─── DATA EXTRACT ───

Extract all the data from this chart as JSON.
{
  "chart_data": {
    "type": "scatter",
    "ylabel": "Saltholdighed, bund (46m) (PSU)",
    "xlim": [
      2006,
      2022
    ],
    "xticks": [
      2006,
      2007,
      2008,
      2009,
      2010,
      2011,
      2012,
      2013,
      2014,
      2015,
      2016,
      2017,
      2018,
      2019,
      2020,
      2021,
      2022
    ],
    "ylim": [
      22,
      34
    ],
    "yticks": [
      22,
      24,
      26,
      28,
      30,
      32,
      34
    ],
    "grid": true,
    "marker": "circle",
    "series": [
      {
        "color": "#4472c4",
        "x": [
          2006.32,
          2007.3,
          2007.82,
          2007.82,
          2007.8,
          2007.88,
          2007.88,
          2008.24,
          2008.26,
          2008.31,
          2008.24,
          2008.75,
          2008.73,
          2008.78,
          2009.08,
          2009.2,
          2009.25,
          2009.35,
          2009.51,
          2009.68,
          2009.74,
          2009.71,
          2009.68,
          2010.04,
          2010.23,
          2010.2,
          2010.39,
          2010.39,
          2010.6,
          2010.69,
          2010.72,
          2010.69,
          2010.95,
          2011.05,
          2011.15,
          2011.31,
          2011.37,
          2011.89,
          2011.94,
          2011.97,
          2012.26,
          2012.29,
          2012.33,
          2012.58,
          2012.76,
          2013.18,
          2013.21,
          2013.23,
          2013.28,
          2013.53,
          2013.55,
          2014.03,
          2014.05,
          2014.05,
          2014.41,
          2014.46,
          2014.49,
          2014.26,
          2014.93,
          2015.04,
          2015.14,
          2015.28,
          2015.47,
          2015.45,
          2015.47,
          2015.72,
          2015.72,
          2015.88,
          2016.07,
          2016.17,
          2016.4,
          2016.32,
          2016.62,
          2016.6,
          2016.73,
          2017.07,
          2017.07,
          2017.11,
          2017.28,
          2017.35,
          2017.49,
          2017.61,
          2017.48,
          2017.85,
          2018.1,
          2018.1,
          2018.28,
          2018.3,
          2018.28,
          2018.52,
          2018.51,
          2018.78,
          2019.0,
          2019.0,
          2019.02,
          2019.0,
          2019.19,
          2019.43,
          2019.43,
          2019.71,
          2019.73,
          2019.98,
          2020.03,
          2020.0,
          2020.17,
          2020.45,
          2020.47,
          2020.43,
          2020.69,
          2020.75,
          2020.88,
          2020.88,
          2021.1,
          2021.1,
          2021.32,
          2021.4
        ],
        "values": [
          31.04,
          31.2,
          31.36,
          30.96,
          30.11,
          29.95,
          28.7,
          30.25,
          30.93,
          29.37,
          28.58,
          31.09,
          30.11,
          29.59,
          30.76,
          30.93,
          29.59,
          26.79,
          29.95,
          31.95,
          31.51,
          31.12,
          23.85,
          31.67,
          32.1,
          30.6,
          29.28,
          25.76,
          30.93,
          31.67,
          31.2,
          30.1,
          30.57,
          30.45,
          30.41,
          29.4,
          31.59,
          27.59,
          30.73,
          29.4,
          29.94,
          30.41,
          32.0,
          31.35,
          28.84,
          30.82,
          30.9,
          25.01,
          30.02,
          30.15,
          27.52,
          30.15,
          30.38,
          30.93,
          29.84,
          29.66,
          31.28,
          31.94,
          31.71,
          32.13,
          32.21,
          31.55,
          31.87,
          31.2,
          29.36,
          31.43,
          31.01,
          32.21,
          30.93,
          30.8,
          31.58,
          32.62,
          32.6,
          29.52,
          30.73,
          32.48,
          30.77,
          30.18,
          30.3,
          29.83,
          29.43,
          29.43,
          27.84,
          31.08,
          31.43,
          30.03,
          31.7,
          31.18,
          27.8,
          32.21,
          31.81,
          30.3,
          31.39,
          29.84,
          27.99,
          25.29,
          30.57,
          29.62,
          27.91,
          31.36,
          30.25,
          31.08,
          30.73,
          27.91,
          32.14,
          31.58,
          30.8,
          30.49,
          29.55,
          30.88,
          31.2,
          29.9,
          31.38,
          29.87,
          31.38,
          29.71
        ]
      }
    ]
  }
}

───

Retype every record above exactly as it appears.

Extract all the data from this chart as JSON.
{
  "chart_data": {
    "type": "scatter",
    "ylabel": "Saltholdighed, bund (46m) (PSU)",
    "xlim": [
      2006,
      2022
    ],
    "xticks": [
      2006,
      2007,
      2008,
      2009,
      2010,
      2011,
      2012,
      2013,
      2014,
      2015,
      2016,
      2017,
      2018,
      2019,
      2020,
      2021,
      2022
    ],
    "ylim": [
      22,
      34
    ],
    "yticks": [
      22,
      24,
      26,
      28,
      30,
      32,
      34
    ],
    "grid": true,
    "marker": "circle",
    "series": [
      {
        "color": "#4472c4",
        "x": [
          2006.32,
          2007.3,
          2007.82,
          2007.82,
          2007.8,
          2007.88,
          2007.88,
          2008.24,
          2008.26,
          2008.31,
          2008.24,
          2008.75,
          2008.73,
          2008.78,
          2009.08,
          2009.2,
          2009.25,
          2009.35,
          2009.51,
          2009.68,
          2009.74,
          2009.71,
          2009.68,
          2010.04,
          2010.23,
          2010.2,
          2010.39,
          2010.39,
          2010.6,
          2010.69,
          2010.72,
          2010.69,
          2010.95,
          2011.05,
          2011.15,
          2011.31,
          2011.37,
          2011.89,
          2011.94,
          2011.97,
          2012.26,
          2012.29,
          2012.33,
          2012.58,
          2012.76,
          2013.18,
          2013.21,
          2013.23,
          2013.28,
          2013.53,
          2013.55,
          2014.03,
          2014.05,
          2014.05,
          2014.41,
          2014.46,
          2014.49,
          2014.26,
          2014.93,
          2015.04,
          2015.14,
          2015.28,
          2015.47,
          2015.45,
          2015.47,
          2015.72,
          2015.72,
          2015.88,
          2016.07,
          2016.17,
          2016.4,
          2016.32,
          2016.62,
          2016.6,
          2016.73,
          2017.07,
          2017.07,
          2017.11,
          2017.28,
          2017.35,
          2017.49,
          2017.61,
          2017.48,
          2017.85,
          2018.1,
          2018.1,
          2018.28,
          2018.3,
          2018.28,
          2018.52,
          2018.51,
          2018.78,
          2019.0,
          2019.0,
          2019.02,
          2019.0,
          2019.19,
          2019.43,
          2019.43,
          2019.71,
          2019.73,
          2019.98,
          2020.03,
          2020.0,
          2020.17,
          2020.45,
          2020.47,
          2020.43,
          2020.69,
          2020.75,
          2020.88,
          2020.88,
          2021.1,
          2021.1,
          2021.32,
          2021.4
        ],
        "values": [
          31.04,
          31.2,
          31.36,
          30.96,
          30.11,
          29.95,
          28.7,
          30.25,
          30.93,
          29.37,
          28.58,
          31.09,
          30.11,
          29.59,
          30.76,
          30.93,
          29.59,
          26.79,
          29.95,
          31.95,
          31.51,
          31.12,
          23.85,
          31.67,
          32.1,
          30.6,
          29.28,
          25.76,
          30.93,
          31.67,
          31.2,
          30.1,
          30.57,
          30.45,
          30.41,
          29.4,
          31.59,
          27.59,
          30.73,
          29.4,
          29.94,
          30.41,
          32.0,
          31.35,
          28.84,
          30.82,
          30.9,
          25.01,
          30.02,
          30.15,
          27.52,
          30.15,
          30.38,
          30.93,
          29.84,
          29.66,
          31.28,
          31.94,
          31.71,
          32.13,
          32.21,
          31.55,
          31.87,
          31.2,
          29.36,
          31.43,
          31.01,
          32.21,
          30.93,
          30.8,
          31.58,
          32.62,
          32.6,
          29.52,
          30.73,
          32.48,
          30.77,
          30.18,
          30.3,
          29.83,
          29.43,
          29.43,
          27.84,
          31.08,
          31.43,
          30.03,
          31.7,
          31.18,
          27.8,
          32.21,
          31.81,
          30.3,
          31.39,
          29.84,
          27.99,
          25.29,
          30.57,
          29.62,
          27.91,
          31.36,
          30.25,
          31.08,
          30.73,
          27.91,
          32.14,
          31.58,
          30.8,
          30.49,
          29.55,
          30.88,
          31.2,
          29.9,
          31.38,
          29.87,
          31.38,
          29.71
        ]
      }
    ]
  }
}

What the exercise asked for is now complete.